### Stated exercise
Bring together all lines of the material below that contain the string "United".

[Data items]
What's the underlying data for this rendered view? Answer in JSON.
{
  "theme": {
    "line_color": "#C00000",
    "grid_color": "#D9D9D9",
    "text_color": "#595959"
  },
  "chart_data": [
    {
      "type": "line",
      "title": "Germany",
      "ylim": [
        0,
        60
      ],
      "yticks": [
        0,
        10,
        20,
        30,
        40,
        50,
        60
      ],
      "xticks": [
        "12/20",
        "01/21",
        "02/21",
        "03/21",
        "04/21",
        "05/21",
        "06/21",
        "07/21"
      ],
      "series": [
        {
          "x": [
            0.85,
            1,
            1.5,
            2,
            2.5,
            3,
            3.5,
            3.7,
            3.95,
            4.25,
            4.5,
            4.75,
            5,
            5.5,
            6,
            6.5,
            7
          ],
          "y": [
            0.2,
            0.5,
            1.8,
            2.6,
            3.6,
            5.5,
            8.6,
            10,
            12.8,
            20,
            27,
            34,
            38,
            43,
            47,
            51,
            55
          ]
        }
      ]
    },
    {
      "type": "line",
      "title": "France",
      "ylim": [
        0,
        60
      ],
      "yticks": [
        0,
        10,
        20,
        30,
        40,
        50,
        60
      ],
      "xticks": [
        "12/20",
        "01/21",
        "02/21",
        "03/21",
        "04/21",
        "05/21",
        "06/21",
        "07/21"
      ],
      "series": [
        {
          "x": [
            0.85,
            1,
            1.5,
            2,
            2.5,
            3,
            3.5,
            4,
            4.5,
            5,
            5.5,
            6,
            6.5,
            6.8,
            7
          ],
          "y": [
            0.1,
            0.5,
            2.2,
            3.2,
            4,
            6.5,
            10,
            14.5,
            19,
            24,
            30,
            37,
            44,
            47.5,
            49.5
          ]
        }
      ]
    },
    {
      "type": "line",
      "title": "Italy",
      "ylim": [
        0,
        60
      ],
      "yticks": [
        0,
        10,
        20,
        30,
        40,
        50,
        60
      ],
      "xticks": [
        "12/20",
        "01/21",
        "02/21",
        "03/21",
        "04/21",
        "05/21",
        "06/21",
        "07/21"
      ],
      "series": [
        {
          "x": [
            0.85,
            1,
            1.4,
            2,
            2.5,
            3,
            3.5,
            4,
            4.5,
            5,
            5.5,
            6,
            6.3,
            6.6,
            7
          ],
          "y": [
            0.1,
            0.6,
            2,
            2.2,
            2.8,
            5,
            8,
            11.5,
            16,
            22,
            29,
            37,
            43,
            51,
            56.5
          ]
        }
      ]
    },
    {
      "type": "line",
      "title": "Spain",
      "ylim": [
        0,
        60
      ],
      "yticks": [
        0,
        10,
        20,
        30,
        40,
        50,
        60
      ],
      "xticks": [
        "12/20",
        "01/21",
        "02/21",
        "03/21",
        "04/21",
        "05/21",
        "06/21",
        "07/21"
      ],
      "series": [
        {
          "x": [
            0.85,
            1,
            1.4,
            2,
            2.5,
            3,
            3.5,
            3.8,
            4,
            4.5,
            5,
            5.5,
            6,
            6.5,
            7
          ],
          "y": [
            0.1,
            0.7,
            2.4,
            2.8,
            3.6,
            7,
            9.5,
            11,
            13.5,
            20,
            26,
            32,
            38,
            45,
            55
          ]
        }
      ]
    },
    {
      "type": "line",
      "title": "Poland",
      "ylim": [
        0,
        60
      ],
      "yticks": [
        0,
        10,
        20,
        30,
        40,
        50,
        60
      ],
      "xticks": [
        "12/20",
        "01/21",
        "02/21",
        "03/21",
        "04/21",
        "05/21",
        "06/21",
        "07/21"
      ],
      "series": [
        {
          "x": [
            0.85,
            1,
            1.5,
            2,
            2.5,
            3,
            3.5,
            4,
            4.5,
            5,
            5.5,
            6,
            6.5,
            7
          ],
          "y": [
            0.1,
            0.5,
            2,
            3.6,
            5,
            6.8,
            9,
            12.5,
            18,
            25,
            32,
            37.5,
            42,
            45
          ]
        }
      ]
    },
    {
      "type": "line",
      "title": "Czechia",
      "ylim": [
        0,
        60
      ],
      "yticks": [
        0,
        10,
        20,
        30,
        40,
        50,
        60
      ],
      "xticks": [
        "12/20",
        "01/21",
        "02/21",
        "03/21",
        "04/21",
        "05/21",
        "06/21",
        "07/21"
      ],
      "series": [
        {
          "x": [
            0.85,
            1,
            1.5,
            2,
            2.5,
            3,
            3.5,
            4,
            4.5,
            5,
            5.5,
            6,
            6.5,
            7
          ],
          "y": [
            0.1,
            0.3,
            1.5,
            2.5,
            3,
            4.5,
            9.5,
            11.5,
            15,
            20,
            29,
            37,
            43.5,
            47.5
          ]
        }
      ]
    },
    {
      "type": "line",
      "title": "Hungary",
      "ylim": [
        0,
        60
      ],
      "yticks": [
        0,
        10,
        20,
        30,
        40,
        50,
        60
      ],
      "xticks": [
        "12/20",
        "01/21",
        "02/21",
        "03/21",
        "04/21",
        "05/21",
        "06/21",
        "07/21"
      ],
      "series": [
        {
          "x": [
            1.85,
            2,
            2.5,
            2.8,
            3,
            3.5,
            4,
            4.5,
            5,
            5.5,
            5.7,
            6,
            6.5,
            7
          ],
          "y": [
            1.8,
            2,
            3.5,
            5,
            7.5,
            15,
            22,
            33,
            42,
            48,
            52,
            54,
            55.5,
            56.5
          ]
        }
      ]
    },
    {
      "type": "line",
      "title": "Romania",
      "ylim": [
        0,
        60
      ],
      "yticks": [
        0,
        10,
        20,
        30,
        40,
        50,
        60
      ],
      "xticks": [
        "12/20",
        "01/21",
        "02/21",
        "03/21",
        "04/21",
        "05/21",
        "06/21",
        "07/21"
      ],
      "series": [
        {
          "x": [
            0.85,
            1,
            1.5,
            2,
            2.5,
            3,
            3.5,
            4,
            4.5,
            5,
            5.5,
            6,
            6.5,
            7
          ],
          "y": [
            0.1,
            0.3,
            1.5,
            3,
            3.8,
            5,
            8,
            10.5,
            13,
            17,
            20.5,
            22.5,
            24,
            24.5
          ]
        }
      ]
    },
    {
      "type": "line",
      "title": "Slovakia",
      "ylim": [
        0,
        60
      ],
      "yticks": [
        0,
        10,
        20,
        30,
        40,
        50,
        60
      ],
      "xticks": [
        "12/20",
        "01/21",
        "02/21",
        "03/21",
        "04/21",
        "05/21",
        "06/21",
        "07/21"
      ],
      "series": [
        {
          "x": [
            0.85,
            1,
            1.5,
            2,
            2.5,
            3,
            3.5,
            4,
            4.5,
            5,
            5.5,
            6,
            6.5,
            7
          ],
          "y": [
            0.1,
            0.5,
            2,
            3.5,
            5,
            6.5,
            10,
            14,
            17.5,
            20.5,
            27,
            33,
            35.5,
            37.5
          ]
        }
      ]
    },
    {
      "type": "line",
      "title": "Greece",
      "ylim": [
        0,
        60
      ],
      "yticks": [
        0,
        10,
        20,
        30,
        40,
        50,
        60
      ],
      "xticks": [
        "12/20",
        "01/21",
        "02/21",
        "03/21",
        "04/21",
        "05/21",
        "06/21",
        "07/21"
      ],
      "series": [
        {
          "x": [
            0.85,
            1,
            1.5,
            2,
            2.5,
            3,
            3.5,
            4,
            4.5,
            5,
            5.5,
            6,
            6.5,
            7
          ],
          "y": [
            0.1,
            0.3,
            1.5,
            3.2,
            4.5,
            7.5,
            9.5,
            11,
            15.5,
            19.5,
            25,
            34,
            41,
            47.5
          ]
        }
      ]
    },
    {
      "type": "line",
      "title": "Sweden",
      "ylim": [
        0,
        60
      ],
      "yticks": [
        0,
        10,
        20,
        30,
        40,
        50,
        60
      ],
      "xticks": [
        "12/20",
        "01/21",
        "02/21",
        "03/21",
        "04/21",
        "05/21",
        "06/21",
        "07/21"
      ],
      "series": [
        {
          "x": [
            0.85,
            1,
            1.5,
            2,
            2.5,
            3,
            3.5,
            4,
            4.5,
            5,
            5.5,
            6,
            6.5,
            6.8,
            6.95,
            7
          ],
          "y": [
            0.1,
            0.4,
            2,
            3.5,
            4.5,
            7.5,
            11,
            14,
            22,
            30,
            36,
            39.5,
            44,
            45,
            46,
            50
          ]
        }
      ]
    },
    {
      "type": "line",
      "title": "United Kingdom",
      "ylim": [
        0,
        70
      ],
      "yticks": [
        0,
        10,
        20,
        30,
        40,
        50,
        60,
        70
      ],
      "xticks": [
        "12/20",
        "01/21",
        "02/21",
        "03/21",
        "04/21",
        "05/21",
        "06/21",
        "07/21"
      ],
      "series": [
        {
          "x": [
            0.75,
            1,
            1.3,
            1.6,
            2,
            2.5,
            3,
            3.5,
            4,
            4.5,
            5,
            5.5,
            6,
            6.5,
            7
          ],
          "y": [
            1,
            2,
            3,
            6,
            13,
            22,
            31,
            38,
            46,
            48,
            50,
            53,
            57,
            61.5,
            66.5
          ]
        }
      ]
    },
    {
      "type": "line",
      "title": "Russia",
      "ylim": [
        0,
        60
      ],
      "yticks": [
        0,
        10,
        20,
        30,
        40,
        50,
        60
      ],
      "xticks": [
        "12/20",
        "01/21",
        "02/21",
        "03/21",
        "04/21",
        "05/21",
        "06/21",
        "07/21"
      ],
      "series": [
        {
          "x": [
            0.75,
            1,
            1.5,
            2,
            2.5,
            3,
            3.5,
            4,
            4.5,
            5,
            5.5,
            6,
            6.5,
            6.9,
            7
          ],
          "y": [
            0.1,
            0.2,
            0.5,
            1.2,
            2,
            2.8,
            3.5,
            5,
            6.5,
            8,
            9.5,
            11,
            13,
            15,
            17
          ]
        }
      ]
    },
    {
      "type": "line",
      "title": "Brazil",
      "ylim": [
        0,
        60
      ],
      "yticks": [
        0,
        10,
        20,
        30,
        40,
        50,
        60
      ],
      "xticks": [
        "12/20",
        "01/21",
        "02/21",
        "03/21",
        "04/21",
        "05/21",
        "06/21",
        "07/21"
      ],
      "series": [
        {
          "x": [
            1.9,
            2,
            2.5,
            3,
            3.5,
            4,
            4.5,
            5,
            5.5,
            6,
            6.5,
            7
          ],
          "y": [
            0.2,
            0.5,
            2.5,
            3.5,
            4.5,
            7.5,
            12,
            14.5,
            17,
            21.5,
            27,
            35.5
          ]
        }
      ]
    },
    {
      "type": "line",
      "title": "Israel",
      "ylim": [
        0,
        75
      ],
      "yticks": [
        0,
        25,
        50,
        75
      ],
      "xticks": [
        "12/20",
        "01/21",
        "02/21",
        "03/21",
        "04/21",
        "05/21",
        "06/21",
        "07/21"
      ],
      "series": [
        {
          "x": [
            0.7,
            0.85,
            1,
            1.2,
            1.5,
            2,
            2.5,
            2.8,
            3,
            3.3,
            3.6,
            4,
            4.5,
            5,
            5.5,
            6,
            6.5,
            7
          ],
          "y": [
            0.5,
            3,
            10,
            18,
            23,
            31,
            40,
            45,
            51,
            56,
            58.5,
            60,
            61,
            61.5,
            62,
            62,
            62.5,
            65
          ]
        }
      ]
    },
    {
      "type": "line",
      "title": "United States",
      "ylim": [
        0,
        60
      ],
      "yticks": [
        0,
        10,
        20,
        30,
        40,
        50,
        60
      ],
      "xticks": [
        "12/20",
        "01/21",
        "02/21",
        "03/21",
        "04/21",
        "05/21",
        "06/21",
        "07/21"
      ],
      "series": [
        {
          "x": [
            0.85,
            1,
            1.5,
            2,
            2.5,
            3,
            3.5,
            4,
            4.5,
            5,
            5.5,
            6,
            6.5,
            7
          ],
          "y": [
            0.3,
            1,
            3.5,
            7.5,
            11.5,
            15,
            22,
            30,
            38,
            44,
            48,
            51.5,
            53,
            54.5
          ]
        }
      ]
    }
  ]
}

### The result
      "title": "United Kingdom",
      "title": "United States",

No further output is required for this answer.